Problem to work on: For each line of the data below, copy it if it holds the word "inflammatory".

Stored data entries:
|---|

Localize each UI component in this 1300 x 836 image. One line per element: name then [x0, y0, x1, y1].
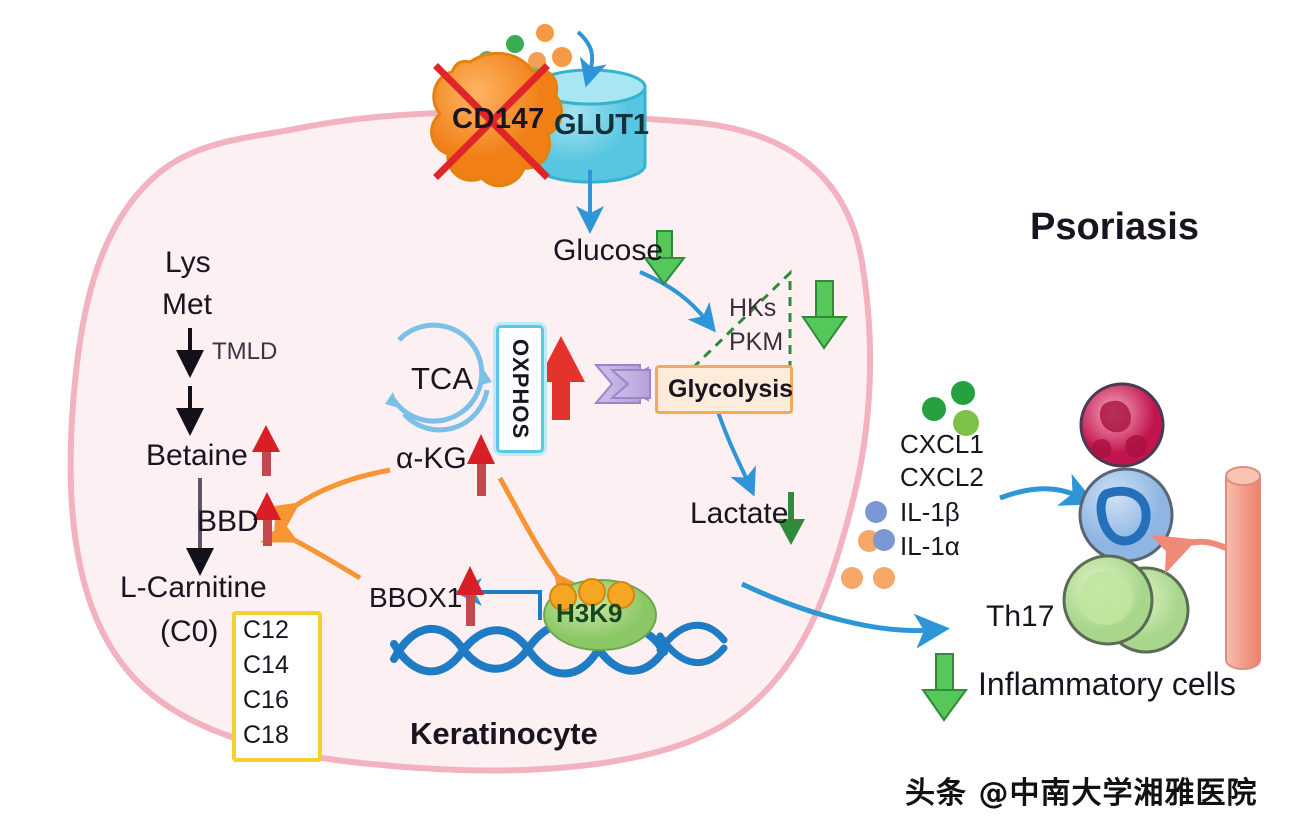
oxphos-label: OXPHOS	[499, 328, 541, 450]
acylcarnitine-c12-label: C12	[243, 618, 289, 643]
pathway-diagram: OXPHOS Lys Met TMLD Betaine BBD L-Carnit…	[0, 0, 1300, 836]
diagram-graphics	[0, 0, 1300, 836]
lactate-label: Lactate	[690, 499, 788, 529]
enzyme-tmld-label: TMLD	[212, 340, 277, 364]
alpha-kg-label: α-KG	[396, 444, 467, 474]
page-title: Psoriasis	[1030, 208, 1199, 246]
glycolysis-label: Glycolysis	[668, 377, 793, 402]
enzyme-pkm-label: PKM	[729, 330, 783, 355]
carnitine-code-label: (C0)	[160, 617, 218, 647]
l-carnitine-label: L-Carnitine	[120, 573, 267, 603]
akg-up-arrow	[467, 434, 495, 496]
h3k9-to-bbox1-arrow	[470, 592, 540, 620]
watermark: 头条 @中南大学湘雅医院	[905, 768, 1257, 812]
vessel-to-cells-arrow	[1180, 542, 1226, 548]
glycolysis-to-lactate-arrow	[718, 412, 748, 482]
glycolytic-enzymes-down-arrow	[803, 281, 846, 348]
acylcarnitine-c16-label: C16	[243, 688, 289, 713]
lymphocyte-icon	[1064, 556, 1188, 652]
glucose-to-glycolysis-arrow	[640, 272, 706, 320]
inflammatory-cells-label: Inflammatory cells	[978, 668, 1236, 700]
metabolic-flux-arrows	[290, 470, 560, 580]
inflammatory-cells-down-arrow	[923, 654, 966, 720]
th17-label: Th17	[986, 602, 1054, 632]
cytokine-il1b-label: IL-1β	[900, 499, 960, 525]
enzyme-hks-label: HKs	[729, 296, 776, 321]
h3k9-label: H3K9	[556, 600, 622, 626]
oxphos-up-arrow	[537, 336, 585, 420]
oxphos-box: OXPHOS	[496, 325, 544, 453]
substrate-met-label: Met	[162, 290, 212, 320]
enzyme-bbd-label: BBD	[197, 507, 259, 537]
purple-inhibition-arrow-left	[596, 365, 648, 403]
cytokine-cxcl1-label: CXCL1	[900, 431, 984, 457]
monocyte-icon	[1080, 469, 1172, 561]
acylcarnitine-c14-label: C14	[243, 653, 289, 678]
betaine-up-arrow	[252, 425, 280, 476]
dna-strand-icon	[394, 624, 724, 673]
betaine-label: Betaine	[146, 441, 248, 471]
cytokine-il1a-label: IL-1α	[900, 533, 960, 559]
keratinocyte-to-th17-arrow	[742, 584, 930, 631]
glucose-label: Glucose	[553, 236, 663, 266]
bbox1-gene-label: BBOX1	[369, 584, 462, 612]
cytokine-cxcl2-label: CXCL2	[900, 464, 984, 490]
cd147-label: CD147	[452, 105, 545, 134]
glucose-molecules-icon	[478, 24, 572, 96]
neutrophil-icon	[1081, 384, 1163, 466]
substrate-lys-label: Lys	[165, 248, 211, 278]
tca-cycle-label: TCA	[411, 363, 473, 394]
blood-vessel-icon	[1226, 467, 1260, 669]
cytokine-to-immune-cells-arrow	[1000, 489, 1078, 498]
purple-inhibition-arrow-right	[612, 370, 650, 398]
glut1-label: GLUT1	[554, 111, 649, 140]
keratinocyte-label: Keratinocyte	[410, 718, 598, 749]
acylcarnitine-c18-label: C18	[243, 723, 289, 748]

|---|

Finished exercise:
inflammatory-cells-label: Inflammatory cells	[978, 668, 1236, 700]
inflammatory-cells-down-arrow	[923, 654, 966, 720]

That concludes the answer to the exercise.